-- Begin Selected excerpt --

Material alterations or additions occur for the most part, when you “palpably or perceptively vary or change the form, shape, elements or specifications of a building from its original design or plan, or existing condition, in such a manner as to appreciably affect or influence its functions, use or appearance.”  Sterling Village v. Breitenbach, 251 So.2d 685 (Fla. 4th DCA 1971).  Simply put, changing the lobby carpet to tile and changing the building’s color from white to gray are usually considered material alterations.  Even then, however, a member vote may not always be required.  The Condominium Act provides that if a material alteration is to occur, the association must first obtain the vote of the membership authorizing the alteration.  If the condominium’s declaration is silent as to the approval required, the statute requires it to be by 75% of the total voting interests.  If the declaration, however, touches on the issue of material alterations one applies its requirements.  In such a situation, if the declaration allows the association to undertake material alterations without a member vote then it can proceed.  If it allows material alterations up to a specific financial limit then the association can proceed within that financial limit without a member vote.  The declaration can however still require a member vote and have the vote be a much lower threshold than the 75% set forth in the statute.  It can also be higher.

Note that the cost of a project which is otherwise purely maintenance does not factor into whether a member vote is required.  Nor is cost a consideration when a material alteration is going to occur unless the declaration specifically takes cost into consideration.

Something else for associations to consider is that the same project may have elements of maintenance for which a member vote is not required and elements of work which rise to the level of material alterations where a vote is required.  To figure out if your project has elements of both requires an understanding of what the law deems a material alteration coupled with the findings of any industry professionals and the involvement of the association’s counsel.

There are also exceptions to the material alteration doctrine which make a project maintenance despite it obviously palpably and perceptively changing the common elements in the manner described in Sterling Village. If you feel your condominium’s project might be subject to one of these exceptions, you should discuss it with the association’s attorney who will help create a roadmap for determining if the exception really exists.

-- End Selected excerpt --
-- Begin Record extracts --

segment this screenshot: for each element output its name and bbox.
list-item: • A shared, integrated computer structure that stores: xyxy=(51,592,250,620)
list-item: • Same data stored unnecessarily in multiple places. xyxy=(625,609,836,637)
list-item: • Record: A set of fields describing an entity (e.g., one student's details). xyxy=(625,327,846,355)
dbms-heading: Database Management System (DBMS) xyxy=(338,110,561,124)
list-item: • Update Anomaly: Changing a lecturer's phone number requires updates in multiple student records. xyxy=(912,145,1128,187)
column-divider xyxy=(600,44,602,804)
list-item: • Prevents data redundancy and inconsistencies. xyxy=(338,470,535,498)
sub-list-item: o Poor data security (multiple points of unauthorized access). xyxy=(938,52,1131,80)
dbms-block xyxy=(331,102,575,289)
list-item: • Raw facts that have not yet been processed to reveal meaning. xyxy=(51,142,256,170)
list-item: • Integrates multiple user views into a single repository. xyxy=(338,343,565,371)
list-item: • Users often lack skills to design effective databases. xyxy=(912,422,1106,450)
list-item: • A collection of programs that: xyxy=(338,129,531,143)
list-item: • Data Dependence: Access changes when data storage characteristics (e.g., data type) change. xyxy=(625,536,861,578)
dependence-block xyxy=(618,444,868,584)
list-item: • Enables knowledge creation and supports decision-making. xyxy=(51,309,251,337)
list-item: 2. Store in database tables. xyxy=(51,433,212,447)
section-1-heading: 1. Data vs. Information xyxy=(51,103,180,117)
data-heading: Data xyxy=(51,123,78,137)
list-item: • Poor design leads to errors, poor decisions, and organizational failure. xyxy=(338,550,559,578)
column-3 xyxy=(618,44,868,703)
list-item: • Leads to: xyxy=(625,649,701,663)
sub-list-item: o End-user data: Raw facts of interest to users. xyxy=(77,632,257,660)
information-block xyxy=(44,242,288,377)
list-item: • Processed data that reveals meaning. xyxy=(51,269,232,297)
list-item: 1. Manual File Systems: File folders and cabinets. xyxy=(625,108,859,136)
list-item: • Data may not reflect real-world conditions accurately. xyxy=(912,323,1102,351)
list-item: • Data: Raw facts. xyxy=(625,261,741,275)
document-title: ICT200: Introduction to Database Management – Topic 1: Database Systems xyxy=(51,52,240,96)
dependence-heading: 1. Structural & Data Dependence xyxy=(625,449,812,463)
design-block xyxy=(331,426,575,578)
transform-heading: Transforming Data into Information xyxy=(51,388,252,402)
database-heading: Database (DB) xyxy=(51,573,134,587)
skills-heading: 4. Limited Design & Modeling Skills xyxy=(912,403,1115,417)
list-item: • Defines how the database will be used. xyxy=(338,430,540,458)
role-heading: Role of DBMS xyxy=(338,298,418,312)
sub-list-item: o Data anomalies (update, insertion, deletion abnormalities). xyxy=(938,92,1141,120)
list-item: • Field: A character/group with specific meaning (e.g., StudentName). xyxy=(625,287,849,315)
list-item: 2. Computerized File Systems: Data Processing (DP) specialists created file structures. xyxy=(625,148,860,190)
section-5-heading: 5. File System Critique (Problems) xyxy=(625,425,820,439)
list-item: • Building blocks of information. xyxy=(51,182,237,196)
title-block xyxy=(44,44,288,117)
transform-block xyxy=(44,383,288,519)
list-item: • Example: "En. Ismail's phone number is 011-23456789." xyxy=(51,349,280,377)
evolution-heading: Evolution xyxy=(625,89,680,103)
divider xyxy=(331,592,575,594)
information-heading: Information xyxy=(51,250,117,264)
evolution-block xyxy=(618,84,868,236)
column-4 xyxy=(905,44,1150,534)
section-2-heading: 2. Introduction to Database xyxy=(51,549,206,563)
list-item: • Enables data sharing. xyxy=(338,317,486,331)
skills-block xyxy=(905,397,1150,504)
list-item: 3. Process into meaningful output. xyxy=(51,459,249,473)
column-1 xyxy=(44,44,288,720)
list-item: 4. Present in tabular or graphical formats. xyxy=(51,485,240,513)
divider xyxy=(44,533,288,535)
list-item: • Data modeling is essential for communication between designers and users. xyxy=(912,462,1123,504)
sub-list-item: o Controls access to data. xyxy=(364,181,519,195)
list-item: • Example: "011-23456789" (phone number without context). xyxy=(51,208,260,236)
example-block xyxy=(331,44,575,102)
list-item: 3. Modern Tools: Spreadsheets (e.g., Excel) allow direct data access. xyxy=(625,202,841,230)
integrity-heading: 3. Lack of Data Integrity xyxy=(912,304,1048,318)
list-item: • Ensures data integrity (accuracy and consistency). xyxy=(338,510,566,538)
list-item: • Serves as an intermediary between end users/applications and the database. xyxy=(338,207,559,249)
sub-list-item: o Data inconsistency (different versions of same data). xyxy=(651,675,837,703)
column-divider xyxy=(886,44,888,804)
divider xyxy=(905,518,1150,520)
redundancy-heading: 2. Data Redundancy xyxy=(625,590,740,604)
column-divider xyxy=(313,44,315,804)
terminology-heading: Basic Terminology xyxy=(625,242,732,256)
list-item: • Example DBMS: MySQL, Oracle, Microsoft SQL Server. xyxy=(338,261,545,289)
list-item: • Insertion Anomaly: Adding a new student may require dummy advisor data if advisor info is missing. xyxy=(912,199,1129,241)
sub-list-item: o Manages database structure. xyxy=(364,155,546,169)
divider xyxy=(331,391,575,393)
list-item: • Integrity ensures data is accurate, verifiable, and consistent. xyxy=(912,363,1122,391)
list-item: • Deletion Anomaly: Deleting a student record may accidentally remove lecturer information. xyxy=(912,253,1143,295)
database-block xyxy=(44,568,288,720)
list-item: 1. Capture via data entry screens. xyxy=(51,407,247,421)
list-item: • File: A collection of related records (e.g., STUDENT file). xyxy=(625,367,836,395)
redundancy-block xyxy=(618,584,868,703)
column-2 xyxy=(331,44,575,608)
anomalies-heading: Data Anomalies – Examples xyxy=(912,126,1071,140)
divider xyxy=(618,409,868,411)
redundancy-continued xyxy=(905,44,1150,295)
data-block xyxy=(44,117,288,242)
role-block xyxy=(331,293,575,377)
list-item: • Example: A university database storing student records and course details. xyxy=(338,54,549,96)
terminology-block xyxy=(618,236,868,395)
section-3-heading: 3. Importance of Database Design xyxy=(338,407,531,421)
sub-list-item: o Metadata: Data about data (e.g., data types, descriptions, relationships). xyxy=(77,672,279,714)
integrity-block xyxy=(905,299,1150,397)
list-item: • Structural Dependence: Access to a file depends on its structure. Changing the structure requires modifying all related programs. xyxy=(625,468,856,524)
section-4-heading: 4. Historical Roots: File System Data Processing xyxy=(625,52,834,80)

-- End Record extracts --
-- Begin Record extracts --

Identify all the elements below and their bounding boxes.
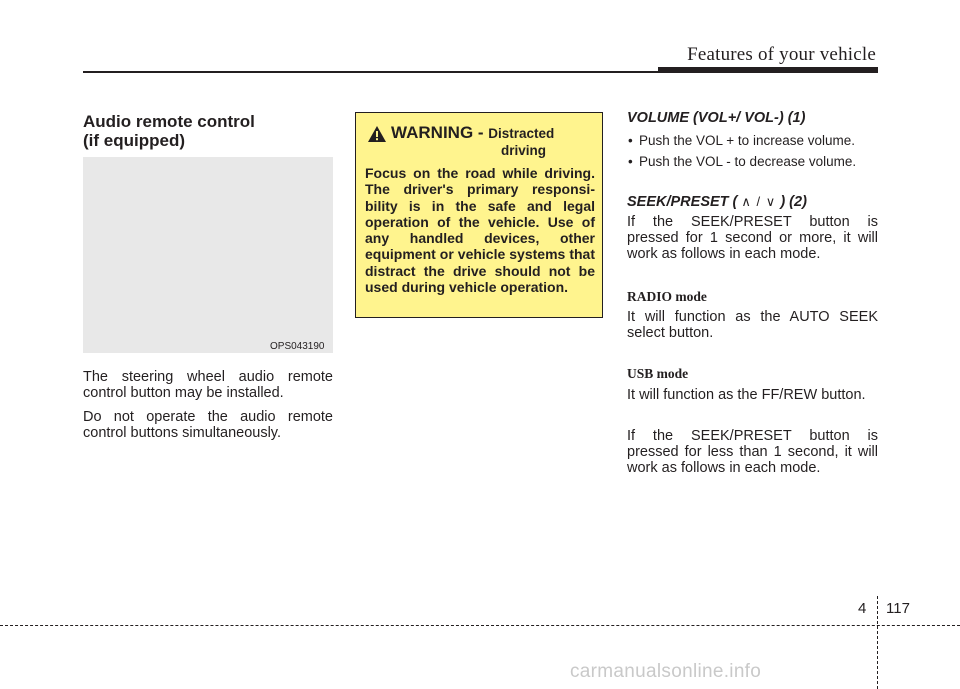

-- End Record extracts --
-- Begin Record extracts --

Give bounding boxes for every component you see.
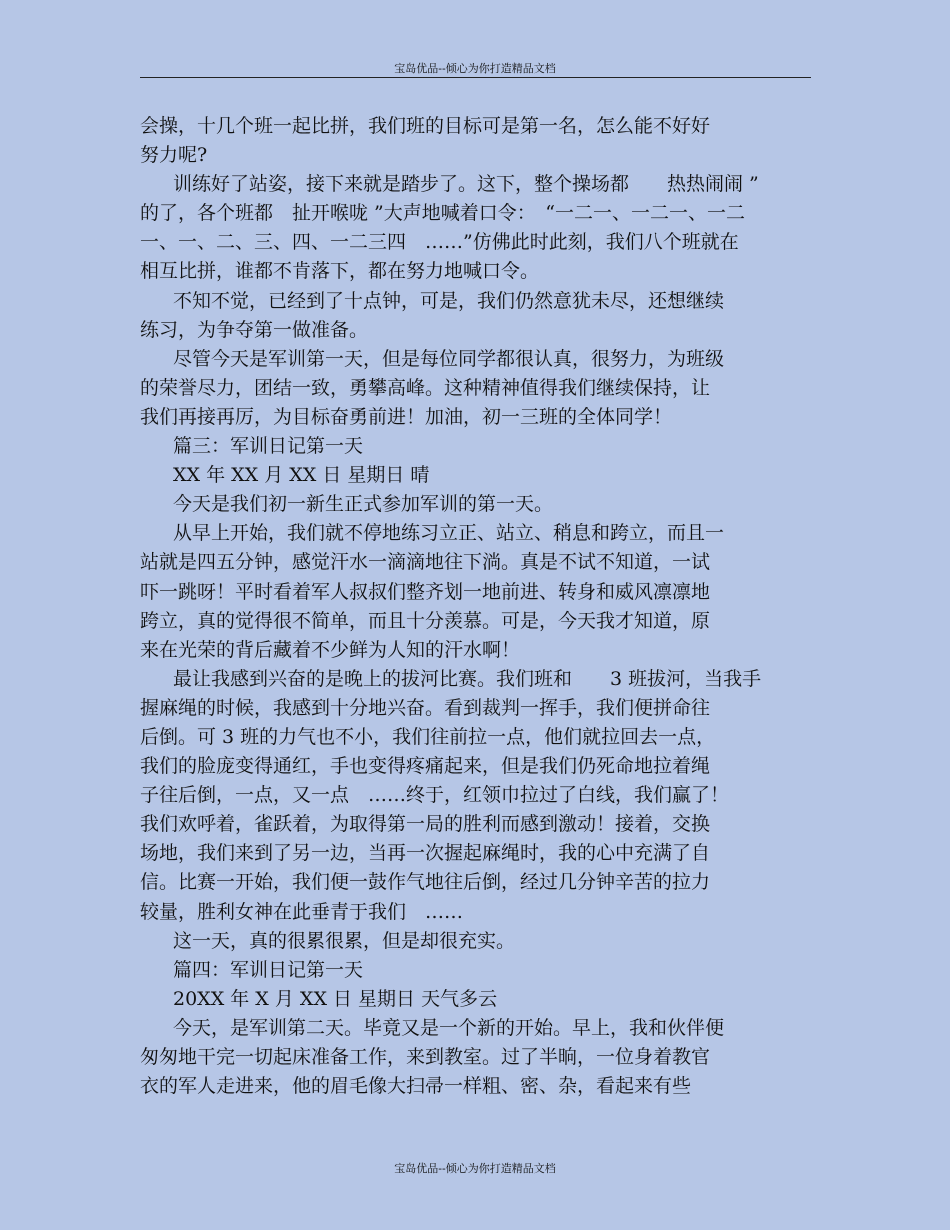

-- End Record extracts --

Directives ->
**A)** Convert the lines of the records into a JSON list of strings, one string per line, leaving out blank lines. Start at the line containing "segment this screenshot: for" and stop after the line containing "list-item: • Same".
**B)** Carry on the text about condominium material alterations from where it stops.

Answers per task ->
**A)**
[
  "segment this screenshot: for each element output its name and bbox.",
  "list-item: • A shared, integrated computer structure that stores: xyxy=(51,592,250,620)",
  "list-item: • Same data stored unnecessarily in multiple places. xyxy=(625,609,836,637)"
]

**B)**
Originally posted on floridacondohoalawblog.com. Written by Marilyn Perez-Martinez

 

Adopting Short Term Rental Restrictions

Q: My homeowners association is struggling with short term rentals in our community as many owners are using online providers to rent their homes for very short periods of time (sometimes nightly).  It is my understanding that the board for a homeowners association can set any non-discriminatory rental policy it wants, including minimum and maximum length of rental.  Is this true in Florida? J.T.

A: The answer to your question is “probably not.”  A review of your governing documents might result in a legal opinion that your board has that power, but that would be the exception to the rule.

Rental restrictions for a homeowners association are most commonly found in the declaration of covenants.  Most declaration of covenants can only be amended by approval of the owners.  Usually the approval of some type of super-majority is required, with either two-thirds or seventy five percent of the owners being the most common thresholds for amendments.

The board is most often granted authority over the administrative details of rentals (such as the right to require use of a specific application or registration form) in those communities where rentals are subject to association regulation.

Q: Can a condominium association in Florida prevent owners from renting their units? L.S.

A: The Florida Supreme Court addressed this issue in the 2002 landmark decision of Woodside Village Condominium Association v. Jahren, which my firm had the privilege of arguing before the Court on behalf of the association.  In that case, a condominium association amended its declaration to severely limit rentals by prohibiting annual and other long term rentals and basically only permitting seasonal rentals.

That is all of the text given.